Task >>
Pull out every line in the data that has the string "misses" in it.

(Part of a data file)

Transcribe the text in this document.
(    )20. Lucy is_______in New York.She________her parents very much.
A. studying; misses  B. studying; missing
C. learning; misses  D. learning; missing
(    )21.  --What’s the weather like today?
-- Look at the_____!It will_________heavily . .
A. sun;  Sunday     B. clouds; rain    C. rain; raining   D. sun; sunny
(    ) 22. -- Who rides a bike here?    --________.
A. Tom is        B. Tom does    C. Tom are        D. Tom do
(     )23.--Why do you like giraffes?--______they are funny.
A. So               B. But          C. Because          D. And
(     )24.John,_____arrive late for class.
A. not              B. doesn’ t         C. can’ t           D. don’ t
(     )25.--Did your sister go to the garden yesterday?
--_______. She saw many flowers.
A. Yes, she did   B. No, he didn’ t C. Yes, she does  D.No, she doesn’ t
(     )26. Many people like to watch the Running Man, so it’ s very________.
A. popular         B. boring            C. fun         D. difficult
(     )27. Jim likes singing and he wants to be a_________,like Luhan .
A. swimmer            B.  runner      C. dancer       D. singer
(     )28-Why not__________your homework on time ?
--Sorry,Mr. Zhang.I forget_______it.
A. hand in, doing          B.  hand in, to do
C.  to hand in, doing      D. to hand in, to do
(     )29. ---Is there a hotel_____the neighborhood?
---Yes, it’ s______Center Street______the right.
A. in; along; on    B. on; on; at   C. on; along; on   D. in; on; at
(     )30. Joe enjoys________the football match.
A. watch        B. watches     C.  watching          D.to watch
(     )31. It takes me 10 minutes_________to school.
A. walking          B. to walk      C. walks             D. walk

Answer >>
A. studying; misses  B. studying; missing
C. learning; misses  D. learning; missing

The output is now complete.